(Dataset content)
-- BEGIN --

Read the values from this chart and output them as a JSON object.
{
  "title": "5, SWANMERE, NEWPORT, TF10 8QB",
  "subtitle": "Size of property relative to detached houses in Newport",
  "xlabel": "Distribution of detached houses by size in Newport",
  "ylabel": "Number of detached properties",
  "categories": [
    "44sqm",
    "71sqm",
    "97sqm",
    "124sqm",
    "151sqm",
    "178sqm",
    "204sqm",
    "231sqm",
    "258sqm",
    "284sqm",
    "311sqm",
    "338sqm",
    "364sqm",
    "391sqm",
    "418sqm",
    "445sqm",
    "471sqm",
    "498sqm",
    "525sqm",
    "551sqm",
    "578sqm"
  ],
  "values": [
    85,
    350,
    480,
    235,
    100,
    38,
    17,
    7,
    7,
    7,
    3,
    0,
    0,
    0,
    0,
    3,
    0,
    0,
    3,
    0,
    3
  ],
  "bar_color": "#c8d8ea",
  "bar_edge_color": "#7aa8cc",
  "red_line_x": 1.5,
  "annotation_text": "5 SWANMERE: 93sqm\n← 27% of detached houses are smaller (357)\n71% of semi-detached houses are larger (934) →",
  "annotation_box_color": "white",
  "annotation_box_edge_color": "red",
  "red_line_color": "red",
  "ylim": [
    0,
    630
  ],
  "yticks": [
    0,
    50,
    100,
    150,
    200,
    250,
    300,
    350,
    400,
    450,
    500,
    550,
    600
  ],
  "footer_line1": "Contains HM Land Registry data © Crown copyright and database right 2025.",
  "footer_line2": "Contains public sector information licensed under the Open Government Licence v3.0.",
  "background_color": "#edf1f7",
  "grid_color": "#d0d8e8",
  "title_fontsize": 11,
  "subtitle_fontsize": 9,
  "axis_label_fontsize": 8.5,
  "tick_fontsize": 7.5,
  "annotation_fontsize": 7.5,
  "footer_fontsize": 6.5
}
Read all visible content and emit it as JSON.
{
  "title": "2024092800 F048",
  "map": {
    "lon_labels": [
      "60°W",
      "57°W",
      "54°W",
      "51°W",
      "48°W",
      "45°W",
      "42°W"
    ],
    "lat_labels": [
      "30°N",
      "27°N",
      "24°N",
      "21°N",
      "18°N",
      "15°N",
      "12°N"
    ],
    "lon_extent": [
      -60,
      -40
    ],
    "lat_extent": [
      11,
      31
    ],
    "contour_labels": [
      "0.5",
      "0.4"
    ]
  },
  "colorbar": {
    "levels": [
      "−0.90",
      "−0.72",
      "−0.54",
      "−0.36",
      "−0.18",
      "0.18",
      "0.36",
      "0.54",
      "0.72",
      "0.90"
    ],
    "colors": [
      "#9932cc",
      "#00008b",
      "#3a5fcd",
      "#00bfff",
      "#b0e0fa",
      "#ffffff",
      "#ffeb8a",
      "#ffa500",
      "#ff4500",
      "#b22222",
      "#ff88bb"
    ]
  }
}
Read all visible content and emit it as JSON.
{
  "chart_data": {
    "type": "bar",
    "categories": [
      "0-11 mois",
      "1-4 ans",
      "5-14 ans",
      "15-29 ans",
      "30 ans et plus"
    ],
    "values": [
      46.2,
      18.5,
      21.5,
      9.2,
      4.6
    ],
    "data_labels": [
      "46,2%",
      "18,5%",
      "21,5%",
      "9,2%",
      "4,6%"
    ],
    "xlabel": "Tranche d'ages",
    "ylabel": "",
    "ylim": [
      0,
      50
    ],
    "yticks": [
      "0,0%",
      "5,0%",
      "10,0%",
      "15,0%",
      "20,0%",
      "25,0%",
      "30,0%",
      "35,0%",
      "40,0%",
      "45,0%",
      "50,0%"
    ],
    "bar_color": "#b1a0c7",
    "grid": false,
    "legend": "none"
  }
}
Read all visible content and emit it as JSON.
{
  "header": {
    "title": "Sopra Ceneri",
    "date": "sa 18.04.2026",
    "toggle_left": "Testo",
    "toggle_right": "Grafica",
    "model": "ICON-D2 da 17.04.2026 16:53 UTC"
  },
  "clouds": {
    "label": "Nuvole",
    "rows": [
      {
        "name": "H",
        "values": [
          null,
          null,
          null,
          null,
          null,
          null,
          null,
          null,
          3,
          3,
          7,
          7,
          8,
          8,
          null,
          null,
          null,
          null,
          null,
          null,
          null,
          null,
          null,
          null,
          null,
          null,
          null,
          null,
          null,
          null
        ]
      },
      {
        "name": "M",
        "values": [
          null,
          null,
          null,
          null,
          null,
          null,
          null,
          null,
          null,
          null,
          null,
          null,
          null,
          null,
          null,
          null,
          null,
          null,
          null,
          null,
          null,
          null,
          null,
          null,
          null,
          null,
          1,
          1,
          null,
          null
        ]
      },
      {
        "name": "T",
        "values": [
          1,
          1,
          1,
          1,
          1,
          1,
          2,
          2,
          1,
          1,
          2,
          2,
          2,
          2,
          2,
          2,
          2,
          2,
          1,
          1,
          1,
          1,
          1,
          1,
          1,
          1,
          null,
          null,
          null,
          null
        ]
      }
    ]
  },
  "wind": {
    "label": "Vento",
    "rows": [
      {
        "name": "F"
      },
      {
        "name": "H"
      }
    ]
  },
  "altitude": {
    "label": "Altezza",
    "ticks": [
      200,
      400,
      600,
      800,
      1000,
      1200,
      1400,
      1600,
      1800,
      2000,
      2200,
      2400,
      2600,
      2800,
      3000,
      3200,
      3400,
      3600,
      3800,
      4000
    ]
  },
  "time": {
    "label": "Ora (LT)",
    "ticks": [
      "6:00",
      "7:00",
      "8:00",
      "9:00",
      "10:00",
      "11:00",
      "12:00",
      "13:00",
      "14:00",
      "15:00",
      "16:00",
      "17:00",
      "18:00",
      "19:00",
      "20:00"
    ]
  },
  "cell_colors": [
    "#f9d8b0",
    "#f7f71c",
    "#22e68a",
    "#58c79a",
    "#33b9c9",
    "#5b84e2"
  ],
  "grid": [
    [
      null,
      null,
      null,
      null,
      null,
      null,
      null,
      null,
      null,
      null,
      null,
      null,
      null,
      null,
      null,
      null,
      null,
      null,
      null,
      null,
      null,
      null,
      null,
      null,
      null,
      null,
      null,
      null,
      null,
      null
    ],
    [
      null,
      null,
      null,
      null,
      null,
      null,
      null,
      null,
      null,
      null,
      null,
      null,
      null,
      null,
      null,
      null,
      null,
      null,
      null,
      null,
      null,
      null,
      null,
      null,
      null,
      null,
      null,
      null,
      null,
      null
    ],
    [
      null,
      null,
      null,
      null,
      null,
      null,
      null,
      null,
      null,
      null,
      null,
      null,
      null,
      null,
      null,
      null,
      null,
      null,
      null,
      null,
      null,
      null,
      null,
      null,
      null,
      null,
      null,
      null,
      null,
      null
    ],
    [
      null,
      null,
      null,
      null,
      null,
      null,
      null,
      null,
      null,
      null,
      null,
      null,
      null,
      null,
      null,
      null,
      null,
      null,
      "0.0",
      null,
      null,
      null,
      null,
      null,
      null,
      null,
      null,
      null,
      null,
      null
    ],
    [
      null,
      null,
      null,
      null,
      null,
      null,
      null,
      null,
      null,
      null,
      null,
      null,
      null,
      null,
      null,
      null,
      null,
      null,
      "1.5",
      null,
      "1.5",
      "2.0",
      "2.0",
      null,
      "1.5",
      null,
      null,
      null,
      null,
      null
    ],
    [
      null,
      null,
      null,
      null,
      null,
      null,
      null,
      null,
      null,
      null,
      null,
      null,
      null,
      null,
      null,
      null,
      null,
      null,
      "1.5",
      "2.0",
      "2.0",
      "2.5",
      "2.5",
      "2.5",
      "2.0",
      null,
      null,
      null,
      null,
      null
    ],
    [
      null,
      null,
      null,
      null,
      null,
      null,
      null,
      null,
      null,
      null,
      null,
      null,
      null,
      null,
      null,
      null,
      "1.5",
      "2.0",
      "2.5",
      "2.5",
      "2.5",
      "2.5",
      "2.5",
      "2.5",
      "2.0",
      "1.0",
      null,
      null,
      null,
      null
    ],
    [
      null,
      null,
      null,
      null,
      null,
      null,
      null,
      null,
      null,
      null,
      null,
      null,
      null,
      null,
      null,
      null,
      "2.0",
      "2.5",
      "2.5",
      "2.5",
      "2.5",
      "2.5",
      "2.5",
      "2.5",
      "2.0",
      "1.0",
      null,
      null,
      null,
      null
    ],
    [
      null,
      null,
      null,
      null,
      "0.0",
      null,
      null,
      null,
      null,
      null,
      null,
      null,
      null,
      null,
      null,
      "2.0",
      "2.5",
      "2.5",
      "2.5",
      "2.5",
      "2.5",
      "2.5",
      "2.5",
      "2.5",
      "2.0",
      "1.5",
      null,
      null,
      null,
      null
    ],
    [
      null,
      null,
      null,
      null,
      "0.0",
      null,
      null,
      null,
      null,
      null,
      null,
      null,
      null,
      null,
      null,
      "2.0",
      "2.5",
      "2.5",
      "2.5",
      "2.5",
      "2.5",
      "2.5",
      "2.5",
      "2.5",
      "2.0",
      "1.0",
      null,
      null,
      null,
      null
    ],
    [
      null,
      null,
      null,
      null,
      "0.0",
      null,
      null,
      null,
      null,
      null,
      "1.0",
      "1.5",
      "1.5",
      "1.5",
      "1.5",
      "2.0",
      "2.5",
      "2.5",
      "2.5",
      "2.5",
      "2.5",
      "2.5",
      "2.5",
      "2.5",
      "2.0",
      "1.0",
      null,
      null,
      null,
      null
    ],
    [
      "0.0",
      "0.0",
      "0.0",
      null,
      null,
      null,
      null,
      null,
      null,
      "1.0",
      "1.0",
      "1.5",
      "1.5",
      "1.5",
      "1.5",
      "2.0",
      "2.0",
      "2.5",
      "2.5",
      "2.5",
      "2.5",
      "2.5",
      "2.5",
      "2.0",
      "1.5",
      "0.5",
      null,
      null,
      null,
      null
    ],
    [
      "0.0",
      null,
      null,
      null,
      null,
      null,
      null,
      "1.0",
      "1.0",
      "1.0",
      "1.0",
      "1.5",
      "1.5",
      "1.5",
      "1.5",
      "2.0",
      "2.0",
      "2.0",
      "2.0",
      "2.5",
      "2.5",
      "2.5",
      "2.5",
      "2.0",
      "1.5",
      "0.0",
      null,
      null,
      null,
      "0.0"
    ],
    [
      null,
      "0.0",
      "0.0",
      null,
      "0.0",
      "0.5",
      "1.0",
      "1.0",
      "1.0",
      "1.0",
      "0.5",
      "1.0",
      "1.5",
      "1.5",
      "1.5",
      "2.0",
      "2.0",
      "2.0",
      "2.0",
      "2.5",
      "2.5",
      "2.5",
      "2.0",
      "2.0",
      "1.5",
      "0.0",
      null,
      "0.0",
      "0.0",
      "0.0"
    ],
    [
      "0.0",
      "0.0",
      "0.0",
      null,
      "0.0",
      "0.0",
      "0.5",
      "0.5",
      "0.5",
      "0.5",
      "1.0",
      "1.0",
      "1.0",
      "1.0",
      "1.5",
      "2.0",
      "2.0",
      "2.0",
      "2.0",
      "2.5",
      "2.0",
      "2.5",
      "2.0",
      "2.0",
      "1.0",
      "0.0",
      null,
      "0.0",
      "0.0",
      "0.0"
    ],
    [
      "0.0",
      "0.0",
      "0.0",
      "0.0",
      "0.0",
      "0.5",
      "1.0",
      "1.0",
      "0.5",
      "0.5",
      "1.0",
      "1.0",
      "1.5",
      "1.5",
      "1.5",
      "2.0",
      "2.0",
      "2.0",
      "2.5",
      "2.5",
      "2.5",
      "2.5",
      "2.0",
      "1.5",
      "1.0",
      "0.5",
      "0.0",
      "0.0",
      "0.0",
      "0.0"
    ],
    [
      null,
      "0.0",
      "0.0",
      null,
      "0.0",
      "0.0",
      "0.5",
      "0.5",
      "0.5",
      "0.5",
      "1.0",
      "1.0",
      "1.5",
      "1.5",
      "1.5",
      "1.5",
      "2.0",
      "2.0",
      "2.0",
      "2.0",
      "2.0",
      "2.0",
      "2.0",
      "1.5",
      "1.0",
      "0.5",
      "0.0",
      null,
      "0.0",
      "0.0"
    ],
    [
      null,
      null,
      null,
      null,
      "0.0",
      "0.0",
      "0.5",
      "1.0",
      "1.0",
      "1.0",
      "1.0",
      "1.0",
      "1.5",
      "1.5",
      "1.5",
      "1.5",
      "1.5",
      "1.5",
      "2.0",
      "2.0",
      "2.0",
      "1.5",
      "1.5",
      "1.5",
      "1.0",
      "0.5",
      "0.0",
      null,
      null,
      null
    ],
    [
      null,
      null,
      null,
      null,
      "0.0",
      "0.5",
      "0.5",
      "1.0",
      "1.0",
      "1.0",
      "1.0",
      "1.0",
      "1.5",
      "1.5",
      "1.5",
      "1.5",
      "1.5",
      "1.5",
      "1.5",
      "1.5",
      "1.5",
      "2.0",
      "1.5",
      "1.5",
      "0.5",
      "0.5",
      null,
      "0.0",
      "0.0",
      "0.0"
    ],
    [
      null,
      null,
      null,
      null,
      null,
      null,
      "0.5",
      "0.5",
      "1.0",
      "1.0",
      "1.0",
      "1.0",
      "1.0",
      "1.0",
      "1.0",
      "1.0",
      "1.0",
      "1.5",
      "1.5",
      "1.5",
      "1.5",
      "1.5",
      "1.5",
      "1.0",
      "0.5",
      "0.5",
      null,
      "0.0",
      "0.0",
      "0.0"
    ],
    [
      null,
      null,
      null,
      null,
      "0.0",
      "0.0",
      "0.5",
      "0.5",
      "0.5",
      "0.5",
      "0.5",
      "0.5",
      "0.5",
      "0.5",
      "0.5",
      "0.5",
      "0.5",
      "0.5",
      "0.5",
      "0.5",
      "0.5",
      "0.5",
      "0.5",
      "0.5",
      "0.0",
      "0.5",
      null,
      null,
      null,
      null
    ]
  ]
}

-- END --

(Exercise instructions)
Find every line that holds "ylabel" and copy it.

(Output of the task)
  "ylabel": "Number of detached properties",
    "ylabel": "",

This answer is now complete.